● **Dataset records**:
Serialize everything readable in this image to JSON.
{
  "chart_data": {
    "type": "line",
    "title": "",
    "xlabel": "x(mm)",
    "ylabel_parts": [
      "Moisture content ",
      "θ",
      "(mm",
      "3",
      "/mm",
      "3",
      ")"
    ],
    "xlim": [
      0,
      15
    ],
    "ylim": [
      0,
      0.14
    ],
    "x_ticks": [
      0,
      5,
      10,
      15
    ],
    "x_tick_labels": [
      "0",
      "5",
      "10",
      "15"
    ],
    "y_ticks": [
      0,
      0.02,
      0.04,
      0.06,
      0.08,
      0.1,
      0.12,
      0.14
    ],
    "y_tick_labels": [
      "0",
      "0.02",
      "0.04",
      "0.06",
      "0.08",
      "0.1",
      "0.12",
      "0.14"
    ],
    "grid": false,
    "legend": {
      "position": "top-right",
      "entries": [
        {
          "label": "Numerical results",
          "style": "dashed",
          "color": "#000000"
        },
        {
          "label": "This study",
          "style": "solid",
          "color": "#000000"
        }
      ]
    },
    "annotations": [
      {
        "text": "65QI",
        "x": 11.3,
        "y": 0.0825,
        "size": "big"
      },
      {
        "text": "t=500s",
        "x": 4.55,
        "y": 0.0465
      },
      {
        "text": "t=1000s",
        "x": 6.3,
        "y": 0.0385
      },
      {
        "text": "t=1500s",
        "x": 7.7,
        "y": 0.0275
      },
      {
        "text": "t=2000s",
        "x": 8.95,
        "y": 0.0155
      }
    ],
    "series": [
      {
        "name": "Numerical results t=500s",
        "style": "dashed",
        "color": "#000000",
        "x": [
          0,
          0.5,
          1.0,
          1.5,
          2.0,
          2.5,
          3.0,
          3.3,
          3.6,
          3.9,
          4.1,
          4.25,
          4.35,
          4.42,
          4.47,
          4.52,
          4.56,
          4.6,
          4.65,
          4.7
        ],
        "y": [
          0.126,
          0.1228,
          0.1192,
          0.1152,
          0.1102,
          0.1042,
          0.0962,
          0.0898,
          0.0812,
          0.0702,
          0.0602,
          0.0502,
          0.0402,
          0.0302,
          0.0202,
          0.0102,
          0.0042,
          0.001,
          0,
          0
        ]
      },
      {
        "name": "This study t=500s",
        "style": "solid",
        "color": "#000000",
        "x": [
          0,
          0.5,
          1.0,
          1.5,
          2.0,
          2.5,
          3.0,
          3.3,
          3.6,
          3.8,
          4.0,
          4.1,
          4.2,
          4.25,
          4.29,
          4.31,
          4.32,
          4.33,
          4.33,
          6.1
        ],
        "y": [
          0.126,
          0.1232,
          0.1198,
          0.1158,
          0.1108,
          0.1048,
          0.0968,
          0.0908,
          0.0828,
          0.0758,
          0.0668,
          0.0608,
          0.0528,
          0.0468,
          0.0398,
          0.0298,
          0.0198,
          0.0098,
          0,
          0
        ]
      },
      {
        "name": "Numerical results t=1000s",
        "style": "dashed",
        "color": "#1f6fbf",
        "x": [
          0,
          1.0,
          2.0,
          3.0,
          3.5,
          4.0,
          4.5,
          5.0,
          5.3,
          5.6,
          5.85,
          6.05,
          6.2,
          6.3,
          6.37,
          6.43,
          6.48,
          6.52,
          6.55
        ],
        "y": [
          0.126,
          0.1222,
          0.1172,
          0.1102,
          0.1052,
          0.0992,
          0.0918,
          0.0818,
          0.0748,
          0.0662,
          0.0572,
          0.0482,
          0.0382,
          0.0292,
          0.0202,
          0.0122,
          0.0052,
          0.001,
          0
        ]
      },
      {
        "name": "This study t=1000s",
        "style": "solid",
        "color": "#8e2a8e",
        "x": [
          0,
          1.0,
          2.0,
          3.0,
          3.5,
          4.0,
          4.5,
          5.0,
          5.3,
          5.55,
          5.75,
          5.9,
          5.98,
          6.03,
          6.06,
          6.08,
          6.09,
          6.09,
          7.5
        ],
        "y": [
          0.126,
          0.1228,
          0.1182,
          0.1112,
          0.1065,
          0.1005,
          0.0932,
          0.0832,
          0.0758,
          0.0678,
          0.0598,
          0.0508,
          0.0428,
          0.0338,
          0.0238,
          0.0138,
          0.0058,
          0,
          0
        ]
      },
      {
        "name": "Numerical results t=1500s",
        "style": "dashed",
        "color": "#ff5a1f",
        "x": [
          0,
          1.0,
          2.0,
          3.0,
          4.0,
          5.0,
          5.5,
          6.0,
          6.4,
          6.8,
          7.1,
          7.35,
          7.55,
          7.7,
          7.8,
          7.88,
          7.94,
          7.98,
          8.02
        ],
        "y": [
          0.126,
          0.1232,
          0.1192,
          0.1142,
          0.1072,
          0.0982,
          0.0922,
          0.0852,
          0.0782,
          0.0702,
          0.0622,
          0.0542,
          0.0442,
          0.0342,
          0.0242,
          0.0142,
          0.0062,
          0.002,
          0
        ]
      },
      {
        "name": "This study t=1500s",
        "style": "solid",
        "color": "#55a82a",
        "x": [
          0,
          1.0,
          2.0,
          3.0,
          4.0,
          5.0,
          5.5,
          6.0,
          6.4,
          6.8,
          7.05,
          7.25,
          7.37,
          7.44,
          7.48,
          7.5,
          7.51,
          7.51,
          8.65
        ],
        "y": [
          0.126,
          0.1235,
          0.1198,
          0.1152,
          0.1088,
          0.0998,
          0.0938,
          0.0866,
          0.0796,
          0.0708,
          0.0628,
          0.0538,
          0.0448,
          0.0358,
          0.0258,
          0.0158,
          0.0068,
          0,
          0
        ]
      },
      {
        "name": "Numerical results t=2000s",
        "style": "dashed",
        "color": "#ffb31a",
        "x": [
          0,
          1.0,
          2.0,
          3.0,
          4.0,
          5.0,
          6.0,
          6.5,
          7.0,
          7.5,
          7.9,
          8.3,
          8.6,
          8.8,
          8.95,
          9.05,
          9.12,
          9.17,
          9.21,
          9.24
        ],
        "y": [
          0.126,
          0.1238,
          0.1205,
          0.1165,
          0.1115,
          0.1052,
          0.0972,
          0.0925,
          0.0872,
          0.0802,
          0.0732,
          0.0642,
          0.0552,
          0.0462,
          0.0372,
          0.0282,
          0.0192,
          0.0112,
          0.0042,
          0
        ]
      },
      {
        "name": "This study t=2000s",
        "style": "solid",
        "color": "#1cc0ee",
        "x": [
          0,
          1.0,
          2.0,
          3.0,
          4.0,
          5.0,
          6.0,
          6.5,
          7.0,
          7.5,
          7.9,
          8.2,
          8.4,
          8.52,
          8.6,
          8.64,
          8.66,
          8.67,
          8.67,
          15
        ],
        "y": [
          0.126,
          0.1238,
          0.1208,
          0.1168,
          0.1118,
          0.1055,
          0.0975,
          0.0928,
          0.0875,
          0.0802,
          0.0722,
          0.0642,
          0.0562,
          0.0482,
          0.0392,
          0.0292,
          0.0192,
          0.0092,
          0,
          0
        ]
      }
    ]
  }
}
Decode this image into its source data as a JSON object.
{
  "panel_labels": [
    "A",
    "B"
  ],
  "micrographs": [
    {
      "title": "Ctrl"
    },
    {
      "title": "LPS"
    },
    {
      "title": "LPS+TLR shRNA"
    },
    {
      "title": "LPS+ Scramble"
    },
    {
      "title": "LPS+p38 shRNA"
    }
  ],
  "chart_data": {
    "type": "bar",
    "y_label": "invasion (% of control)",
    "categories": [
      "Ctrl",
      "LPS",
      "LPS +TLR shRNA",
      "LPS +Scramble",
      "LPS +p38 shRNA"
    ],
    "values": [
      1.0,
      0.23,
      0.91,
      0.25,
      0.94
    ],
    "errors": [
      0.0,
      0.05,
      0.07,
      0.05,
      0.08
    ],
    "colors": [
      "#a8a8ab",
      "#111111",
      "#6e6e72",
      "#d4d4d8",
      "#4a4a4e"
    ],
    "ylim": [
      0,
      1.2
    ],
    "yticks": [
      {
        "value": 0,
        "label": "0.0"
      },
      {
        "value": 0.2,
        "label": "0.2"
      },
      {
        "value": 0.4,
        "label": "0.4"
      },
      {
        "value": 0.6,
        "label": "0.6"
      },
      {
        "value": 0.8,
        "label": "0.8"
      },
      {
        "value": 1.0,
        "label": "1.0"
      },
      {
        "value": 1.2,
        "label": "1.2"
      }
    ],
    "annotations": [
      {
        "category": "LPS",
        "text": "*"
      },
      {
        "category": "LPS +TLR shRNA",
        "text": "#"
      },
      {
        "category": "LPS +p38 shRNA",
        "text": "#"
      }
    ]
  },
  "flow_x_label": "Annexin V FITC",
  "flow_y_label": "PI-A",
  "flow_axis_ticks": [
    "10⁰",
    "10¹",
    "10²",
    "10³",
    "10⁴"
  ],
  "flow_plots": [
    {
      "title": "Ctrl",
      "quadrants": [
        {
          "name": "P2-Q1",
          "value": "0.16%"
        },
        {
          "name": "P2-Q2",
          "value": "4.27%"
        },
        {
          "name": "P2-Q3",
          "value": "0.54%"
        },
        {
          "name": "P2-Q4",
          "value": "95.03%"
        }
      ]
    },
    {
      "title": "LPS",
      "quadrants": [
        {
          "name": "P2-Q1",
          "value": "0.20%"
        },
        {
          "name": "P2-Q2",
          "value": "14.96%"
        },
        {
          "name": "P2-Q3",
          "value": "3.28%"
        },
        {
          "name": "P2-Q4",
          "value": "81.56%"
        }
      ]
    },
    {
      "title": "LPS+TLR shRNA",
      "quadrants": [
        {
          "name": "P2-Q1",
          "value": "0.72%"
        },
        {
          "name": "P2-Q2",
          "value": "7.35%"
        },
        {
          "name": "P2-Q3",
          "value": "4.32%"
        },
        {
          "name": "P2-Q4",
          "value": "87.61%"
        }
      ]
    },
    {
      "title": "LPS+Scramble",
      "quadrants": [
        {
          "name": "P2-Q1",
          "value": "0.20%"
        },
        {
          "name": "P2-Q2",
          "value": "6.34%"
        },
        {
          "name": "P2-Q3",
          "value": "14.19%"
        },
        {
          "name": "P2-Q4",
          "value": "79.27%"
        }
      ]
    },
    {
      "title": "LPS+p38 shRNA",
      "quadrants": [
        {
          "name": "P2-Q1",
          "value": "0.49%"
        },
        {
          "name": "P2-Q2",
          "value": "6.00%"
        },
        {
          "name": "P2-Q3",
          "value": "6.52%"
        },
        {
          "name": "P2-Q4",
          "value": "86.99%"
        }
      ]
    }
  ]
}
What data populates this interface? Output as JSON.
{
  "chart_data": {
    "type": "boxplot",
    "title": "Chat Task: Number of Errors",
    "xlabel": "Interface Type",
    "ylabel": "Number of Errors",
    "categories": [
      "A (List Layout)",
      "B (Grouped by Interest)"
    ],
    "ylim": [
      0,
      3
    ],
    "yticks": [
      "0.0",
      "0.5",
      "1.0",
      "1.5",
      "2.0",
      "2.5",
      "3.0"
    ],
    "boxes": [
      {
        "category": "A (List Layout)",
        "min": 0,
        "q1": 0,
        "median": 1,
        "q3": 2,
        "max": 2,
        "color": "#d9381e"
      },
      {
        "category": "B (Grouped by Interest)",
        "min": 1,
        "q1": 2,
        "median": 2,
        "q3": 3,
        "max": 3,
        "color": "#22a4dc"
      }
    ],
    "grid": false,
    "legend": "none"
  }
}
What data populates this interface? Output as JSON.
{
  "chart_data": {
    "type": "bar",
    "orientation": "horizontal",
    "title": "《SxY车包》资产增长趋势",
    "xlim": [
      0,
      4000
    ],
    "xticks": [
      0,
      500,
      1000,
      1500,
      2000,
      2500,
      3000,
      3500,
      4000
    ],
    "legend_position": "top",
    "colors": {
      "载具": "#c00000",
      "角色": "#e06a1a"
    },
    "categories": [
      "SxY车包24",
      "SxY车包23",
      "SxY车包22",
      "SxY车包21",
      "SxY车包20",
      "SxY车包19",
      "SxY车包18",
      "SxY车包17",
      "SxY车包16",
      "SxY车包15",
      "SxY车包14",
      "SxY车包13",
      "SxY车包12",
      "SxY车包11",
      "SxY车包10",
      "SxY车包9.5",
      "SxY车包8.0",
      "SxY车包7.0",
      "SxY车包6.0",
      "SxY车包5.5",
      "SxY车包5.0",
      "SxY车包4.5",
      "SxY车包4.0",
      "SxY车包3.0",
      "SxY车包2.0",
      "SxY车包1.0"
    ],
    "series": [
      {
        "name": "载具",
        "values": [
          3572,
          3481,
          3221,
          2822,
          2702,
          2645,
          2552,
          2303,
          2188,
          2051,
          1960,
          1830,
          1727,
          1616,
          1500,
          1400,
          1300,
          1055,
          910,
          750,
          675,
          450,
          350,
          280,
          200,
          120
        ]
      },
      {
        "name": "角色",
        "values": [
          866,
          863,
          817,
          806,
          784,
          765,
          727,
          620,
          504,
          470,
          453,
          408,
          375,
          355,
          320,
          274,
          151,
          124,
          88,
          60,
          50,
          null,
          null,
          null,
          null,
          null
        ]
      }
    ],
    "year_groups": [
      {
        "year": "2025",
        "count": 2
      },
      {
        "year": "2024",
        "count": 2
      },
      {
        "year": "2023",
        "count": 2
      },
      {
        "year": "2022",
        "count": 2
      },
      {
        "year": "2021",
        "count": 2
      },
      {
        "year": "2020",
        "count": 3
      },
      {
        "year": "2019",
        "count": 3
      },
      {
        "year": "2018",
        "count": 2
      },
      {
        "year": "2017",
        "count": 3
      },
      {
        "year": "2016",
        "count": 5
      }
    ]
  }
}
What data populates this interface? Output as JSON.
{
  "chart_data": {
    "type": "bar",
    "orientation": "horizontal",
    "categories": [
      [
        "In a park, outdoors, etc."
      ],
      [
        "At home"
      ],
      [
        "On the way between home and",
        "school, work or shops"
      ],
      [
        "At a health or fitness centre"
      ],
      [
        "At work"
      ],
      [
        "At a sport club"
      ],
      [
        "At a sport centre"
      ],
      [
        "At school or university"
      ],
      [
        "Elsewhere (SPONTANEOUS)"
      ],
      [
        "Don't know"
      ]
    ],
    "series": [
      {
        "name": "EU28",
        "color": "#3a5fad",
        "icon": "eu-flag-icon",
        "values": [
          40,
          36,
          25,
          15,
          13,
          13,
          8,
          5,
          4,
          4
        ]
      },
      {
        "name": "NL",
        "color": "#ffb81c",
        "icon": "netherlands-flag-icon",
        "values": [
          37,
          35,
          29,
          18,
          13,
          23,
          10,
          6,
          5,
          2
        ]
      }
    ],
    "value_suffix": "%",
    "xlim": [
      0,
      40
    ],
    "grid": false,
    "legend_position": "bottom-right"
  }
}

● **Exercise aim**:
List the lines of the entries that include "flag".

● **Reply**:
        "icon": "eu-flag-icon",
        "icon": "netherlands-flag-icon",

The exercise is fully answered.